## begin Records to use

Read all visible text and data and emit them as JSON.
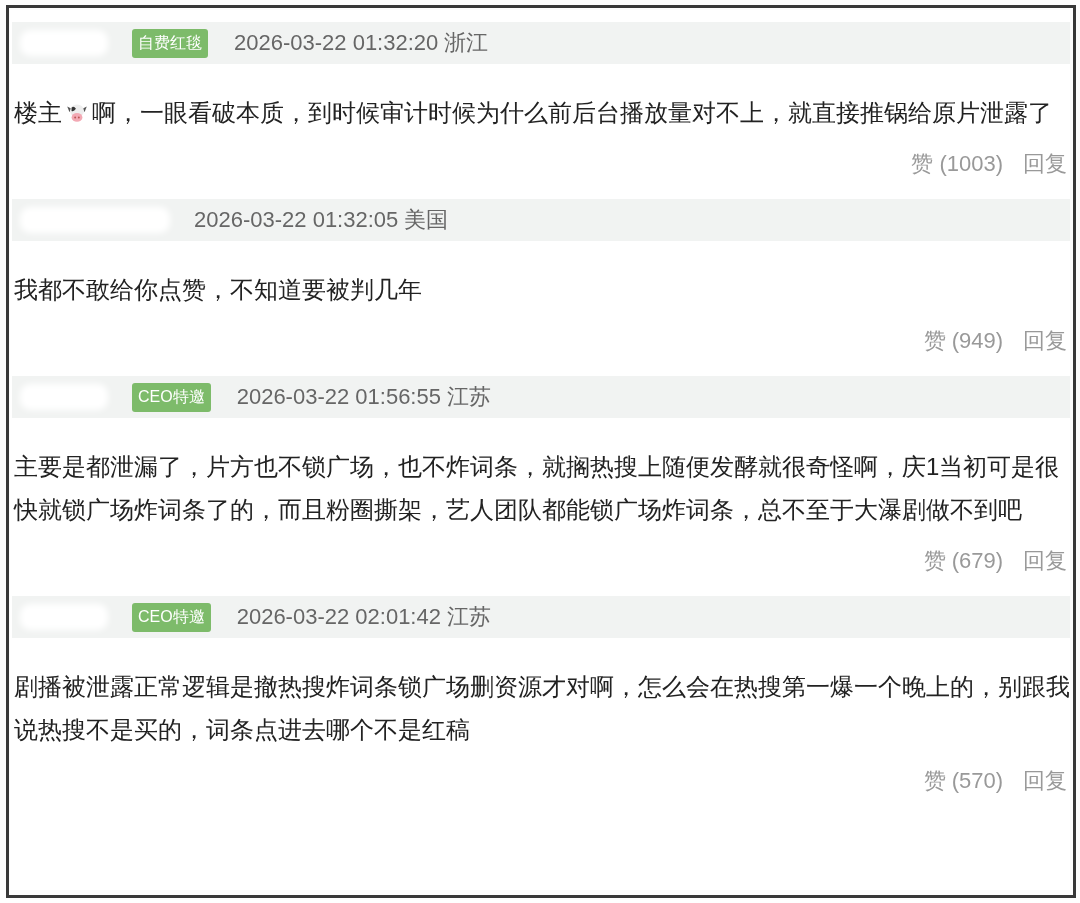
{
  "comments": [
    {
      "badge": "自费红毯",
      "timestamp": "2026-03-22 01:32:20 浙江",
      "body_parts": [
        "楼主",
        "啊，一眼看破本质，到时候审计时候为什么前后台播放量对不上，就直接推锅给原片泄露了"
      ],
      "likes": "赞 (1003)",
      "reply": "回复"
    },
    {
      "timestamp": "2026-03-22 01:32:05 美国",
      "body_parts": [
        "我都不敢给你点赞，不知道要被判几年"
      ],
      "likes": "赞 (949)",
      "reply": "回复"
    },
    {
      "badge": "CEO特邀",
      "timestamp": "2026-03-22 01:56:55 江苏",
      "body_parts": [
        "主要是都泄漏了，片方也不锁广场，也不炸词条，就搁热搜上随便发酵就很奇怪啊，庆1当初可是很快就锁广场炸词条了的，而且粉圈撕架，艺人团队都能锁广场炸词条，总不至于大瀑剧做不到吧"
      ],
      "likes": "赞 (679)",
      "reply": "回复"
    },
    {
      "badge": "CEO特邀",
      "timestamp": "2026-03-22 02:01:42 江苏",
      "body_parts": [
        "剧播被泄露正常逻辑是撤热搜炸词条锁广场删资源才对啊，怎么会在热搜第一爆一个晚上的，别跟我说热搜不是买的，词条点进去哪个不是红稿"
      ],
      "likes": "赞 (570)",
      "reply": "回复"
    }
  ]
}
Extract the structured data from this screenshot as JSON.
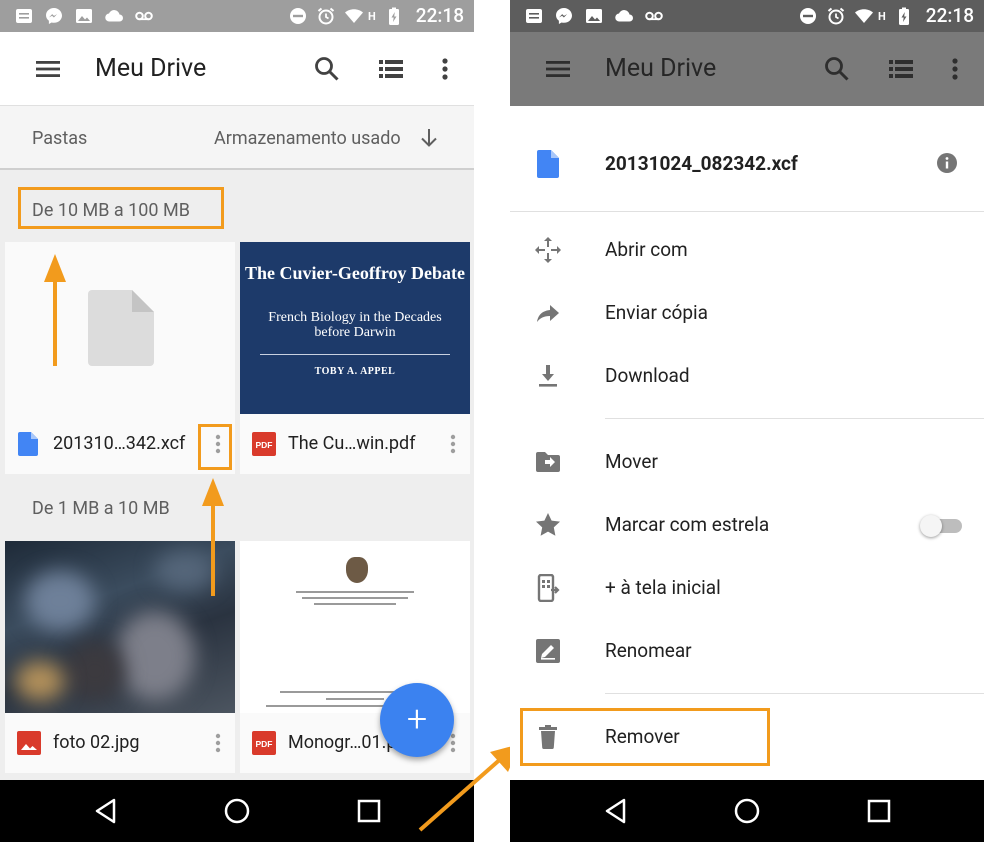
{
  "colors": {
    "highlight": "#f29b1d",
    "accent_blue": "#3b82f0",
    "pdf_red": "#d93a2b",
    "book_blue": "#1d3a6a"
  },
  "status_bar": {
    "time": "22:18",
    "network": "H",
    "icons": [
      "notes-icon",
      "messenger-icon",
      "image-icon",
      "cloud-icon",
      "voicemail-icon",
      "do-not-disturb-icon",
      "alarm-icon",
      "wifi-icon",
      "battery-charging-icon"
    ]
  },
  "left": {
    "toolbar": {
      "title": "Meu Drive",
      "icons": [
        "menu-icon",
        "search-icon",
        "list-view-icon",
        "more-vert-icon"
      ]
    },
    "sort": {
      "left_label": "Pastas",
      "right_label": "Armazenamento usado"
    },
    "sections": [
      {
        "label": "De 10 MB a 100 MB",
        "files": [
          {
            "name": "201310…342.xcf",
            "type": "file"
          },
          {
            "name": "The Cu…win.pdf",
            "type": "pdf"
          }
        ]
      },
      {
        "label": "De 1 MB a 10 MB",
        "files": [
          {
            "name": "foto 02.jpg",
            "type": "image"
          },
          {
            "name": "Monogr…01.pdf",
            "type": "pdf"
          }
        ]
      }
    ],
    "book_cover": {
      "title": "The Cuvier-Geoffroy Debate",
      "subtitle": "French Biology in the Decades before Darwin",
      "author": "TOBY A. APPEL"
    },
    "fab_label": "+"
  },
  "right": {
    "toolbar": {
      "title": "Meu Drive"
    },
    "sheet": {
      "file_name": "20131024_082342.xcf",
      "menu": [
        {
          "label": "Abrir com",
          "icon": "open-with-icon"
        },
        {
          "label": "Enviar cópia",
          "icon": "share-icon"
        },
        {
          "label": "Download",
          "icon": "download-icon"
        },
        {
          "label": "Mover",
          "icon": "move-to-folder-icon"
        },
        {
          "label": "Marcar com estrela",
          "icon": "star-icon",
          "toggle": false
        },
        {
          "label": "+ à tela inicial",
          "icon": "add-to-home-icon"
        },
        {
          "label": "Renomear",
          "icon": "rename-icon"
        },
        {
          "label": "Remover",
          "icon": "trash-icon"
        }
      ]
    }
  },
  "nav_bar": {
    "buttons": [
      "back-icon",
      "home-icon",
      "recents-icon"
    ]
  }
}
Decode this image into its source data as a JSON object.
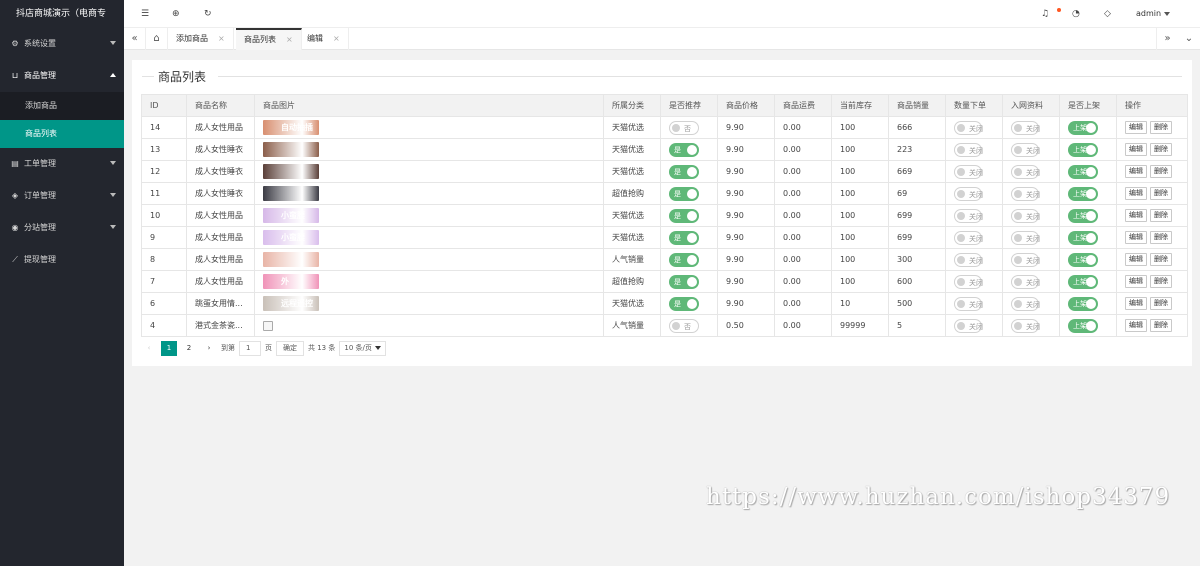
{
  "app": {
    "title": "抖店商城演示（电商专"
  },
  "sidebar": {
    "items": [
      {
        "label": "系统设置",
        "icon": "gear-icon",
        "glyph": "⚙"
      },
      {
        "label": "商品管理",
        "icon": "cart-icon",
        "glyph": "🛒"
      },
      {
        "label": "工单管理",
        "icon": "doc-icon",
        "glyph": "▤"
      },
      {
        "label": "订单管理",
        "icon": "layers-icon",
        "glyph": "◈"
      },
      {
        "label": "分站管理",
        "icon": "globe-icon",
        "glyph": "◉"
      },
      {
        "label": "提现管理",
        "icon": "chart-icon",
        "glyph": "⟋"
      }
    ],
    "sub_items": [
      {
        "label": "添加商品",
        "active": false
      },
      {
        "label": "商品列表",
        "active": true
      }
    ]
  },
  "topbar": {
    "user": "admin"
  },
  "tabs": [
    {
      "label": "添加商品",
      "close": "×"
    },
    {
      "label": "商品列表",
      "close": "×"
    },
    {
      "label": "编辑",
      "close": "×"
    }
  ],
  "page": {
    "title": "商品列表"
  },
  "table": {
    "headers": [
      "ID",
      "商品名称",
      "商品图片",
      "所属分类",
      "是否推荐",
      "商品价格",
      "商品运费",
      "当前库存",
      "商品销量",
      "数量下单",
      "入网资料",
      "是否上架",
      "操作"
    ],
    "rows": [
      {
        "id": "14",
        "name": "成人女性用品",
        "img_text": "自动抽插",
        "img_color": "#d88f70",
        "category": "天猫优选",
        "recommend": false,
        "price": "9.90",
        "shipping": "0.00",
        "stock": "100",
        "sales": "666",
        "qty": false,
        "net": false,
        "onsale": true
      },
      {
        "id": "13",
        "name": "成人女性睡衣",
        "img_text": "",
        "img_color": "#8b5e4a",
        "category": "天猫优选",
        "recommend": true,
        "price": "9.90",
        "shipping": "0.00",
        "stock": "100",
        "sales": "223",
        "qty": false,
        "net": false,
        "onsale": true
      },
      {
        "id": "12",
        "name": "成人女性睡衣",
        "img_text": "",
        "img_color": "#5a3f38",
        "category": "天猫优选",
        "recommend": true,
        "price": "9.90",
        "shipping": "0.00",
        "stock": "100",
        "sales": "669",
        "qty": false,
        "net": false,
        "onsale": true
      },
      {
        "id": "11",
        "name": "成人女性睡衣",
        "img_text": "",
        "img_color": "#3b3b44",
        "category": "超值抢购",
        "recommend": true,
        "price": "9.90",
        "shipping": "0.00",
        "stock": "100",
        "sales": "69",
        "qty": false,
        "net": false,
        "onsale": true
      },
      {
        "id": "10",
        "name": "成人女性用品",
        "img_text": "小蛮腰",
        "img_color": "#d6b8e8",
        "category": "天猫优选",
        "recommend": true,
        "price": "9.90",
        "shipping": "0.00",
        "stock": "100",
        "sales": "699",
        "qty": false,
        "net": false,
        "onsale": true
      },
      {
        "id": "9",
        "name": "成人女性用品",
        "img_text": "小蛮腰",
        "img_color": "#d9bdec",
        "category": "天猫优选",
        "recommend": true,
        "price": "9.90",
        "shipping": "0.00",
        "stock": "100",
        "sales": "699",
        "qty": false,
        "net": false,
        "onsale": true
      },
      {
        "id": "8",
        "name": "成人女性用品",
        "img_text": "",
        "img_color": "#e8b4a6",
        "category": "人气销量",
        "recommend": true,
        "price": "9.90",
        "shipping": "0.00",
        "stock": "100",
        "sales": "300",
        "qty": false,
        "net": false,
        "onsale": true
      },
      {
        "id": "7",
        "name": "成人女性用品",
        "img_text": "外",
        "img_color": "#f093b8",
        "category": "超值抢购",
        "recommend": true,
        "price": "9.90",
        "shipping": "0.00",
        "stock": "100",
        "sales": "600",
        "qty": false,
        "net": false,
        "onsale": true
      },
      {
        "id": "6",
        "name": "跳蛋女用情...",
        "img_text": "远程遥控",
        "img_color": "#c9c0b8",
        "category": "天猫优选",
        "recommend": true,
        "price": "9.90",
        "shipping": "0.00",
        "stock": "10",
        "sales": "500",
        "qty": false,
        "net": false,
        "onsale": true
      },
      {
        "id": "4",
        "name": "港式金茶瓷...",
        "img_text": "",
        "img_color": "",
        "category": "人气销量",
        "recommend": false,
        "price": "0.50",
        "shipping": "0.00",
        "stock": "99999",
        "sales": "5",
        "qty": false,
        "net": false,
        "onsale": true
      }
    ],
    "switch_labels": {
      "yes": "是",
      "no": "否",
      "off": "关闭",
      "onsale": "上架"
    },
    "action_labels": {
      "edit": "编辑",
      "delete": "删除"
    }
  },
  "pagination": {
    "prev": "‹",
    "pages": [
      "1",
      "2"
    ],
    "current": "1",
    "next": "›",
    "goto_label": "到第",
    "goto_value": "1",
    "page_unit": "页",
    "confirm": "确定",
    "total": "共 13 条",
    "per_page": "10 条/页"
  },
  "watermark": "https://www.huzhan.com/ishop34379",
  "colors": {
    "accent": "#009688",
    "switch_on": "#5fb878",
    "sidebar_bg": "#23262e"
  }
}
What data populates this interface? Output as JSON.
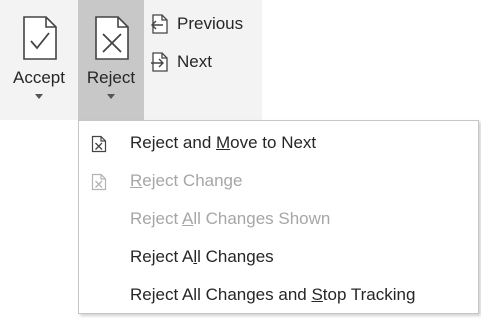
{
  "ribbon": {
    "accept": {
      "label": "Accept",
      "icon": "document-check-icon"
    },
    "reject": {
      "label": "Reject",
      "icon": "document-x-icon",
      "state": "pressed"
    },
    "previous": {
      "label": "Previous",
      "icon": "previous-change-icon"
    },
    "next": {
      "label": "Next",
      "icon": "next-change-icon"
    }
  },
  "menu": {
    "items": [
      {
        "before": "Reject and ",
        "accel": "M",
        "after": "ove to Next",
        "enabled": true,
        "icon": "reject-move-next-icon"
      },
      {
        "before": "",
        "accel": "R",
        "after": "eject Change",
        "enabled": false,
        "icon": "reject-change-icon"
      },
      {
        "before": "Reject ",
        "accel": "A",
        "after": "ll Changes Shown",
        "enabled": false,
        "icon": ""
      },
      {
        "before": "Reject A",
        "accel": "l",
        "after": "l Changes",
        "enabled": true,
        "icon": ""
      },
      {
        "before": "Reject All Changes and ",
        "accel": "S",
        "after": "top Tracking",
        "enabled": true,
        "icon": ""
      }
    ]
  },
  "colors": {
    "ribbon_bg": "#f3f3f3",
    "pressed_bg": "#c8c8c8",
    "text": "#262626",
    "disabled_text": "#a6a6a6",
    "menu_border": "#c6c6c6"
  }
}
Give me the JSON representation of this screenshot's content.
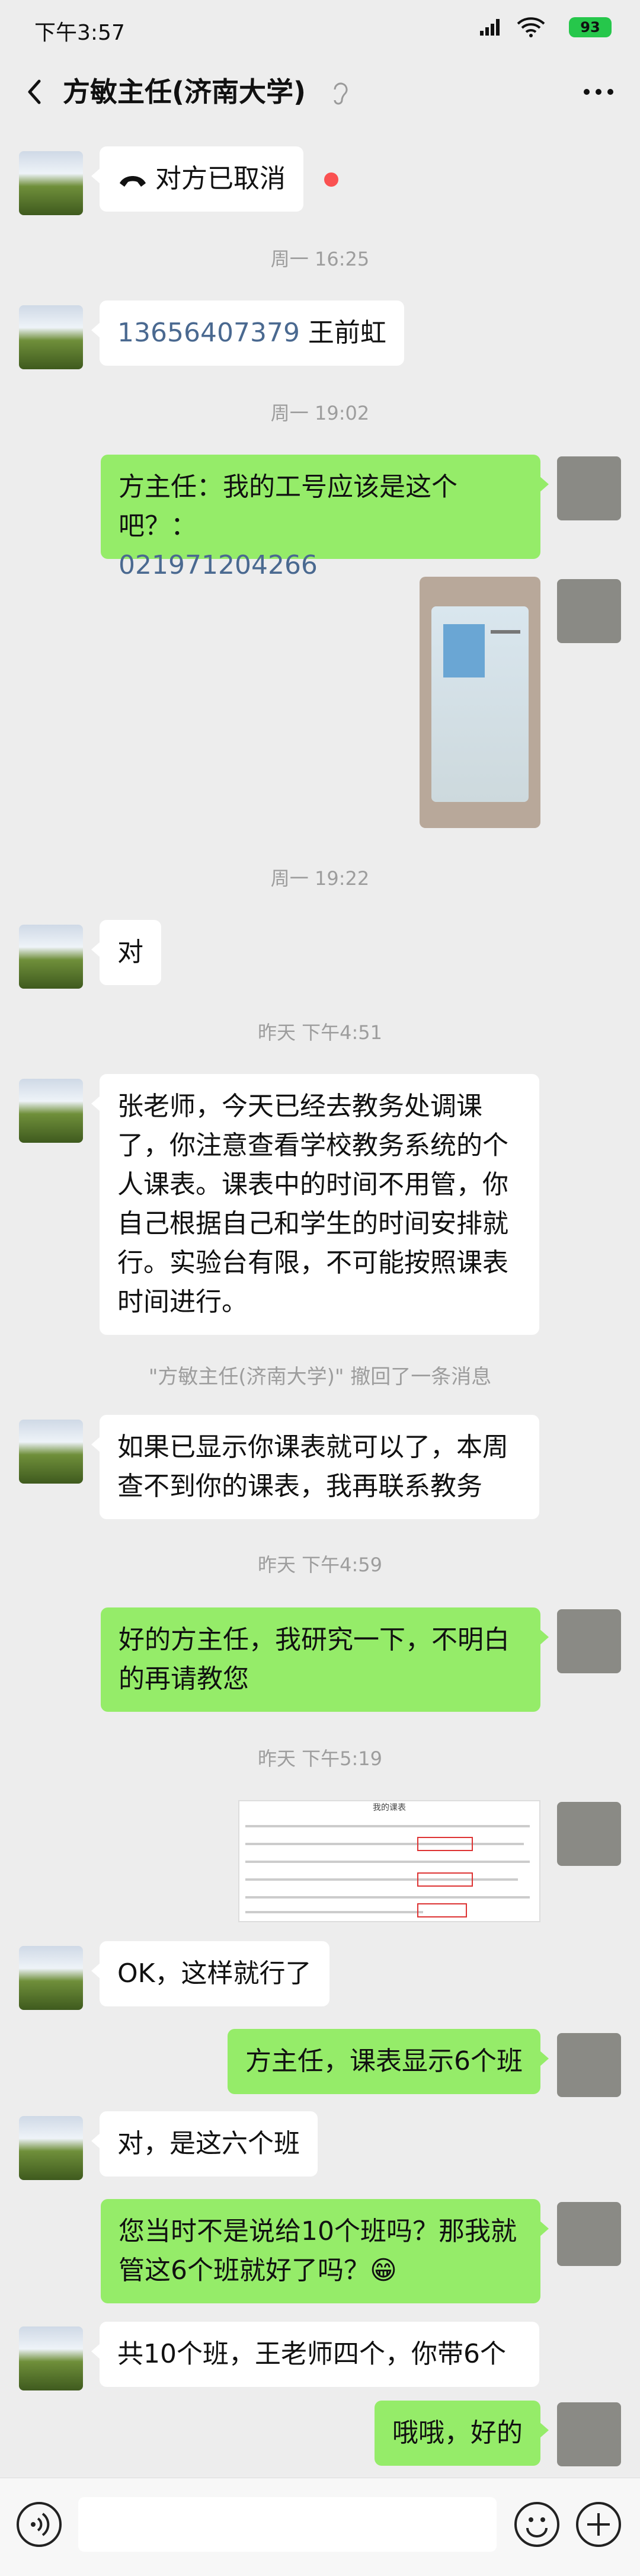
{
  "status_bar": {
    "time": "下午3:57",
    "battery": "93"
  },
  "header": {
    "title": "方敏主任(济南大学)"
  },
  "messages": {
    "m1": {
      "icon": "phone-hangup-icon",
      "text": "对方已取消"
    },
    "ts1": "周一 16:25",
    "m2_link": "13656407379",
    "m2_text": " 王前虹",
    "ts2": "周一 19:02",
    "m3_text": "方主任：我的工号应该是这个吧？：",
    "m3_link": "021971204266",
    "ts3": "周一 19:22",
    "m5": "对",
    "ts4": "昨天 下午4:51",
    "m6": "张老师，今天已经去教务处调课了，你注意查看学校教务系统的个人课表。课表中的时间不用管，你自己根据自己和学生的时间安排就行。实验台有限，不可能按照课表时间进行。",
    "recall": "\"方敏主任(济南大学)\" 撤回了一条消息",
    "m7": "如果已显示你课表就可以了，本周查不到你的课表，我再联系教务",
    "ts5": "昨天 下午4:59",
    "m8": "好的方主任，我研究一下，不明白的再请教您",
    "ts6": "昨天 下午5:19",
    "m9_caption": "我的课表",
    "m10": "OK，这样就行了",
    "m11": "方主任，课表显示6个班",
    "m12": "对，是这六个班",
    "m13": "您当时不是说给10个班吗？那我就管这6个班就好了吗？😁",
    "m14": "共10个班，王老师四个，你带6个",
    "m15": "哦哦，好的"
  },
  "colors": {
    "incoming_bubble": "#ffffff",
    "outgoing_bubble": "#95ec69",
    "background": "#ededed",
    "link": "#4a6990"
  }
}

## end Records to use

## [What is expected]
Locate the word "timestamp" in the records and collect each line it appears in.

## [Task answer]
      "timestamp": "2026-03-22 01:32:20 浙江",
      "timestamp": "2026-03-22 01:32:05 美国",
      "timestamp": "2026-03-22 01:56:55 江苏",
      "timestamp": "2026-03-22 02:01:42 江苏",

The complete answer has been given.